START Source passage

On 09/23/2010 12:17 AM, michaelc@xxxxxxxxxxx wrote:
From: Mike Christie<michaelc@xxxxxxxxxxx> If a lld does: ret = fc_block_scsi_eh(cmnd); if (ret) return ret; in the eh callbacks, then it could cause the following race: 1 the LLD will call fc_block_scsi_eh from the scsi eh thread. 2 From the FC class thread, the fast io fail tmo will fire and set FC_RPORT_FAST_FAIL_TIMEDOUT, then begin to call terminate_rport_io. 3 The scsi eh thread and the LLD will then break from the fc_block_scsi_eh block and will return FAST_IO_FAIL. 4 The scsi eh will then assume it owns the command and will start to process it. It will call scsi_eh_flush_done_q which might fail it or retry it. 5 But then in the FC class thread, the LLD terminate_rport_io callback could be processing the IO and possibly accessing a scsi_cmnd struct that the scsi eh thread has now started to retry or failed and reallocated to a new request in #4. This patch has fc_block_scsi_eh wait until the terminate_rport_io callback has completed before returning. This allows LLDs to not have to worry about the race.

END Source passage
START Record list

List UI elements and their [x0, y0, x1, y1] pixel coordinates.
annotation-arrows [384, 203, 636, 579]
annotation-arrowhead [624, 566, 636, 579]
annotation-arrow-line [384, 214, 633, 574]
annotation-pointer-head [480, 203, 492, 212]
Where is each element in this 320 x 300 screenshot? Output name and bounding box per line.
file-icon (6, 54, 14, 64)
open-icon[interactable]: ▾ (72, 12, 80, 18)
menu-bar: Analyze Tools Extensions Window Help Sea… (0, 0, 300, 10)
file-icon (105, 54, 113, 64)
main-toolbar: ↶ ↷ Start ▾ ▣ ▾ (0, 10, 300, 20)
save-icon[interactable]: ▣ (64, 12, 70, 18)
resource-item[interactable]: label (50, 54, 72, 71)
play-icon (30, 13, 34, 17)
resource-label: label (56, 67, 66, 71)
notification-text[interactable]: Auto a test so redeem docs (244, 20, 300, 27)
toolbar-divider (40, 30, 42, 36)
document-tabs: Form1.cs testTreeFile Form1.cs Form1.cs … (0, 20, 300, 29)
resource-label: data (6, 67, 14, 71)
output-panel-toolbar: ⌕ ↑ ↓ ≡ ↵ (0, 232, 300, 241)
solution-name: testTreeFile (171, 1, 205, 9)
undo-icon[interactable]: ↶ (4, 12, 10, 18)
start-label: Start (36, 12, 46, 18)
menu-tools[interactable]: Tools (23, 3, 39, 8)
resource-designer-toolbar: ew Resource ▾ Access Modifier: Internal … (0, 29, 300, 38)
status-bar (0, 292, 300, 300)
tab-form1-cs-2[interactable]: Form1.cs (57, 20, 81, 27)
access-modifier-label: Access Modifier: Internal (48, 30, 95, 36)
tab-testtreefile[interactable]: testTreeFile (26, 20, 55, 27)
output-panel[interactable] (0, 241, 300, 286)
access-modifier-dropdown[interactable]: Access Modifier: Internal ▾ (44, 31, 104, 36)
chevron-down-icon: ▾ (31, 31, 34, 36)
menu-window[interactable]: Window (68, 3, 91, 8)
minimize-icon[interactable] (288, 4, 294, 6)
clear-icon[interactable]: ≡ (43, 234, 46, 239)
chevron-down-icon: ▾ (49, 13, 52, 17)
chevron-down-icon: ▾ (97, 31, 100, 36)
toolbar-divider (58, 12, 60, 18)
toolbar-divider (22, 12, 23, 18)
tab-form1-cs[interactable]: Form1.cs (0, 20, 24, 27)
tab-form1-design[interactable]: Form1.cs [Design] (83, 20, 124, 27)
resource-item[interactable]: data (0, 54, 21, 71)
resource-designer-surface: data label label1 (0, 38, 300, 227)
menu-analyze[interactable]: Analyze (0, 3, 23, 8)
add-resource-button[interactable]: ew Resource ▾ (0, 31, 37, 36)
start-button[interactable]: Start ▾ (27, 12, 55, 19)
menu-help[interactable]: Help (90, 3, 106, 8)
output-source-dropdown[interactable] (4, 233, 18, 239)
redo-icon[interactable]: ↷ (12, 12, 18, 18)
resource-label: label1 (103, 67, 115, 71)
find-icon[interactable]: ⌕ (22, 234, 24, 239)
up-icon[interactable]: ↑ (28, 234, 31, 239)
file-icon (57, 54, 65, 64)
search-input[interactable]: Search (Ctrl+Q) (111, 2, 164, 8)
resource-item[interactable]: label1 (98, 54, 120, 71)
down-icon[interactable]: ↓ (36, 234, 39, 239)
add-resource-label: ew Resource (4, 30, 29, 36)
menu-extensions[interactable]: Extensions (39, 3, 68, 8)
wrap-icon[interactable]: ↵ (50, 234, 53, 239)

END Record list

Stated exercise => Retype the whole message about the fc_block_scsi_eh race, word for word.

Written answer =>
On 09/23/2010 12:17 AM, michaelc@xxxxxxxxxxx wrote:
From: Mike Christie<michaelc@xxxxxxxxxxx> If a lld does: ret = fc_block_scsi_eh(cmnd); if (ret) return ret; in the eh callbacks, then it could cause the following race: 1 the LLD will call fc_block_scsi_eh from the scsi eh thread. 2 From the FC class thread, the fast io fail tmo will fire and set FC_RPORT_FAST_FAIL_TIMEDOUT, then begin to call terminate_rport_io. 3 The scsi eh thread and the LLD will then break from the fc_block_scsi_eh block and will return FAST_IO_FAIL. 4 The scsi eh will then assume it owns the command and will start to process it. It will call scsi_eh_flush_done_q which might fail it or retry it. 5 But then in the FC class thread, the LLD terminate_rport_io callback could be processing the IO and possibly accessing a scsi_cmnd struct that the scsi eh thread has now started to retry or failed and reallocated to a new request in #4. This patch has fc_block_scsi_eh wait until the terminate_rport_io callback has completed before returning. This allows LLDs to not have to worry about the race.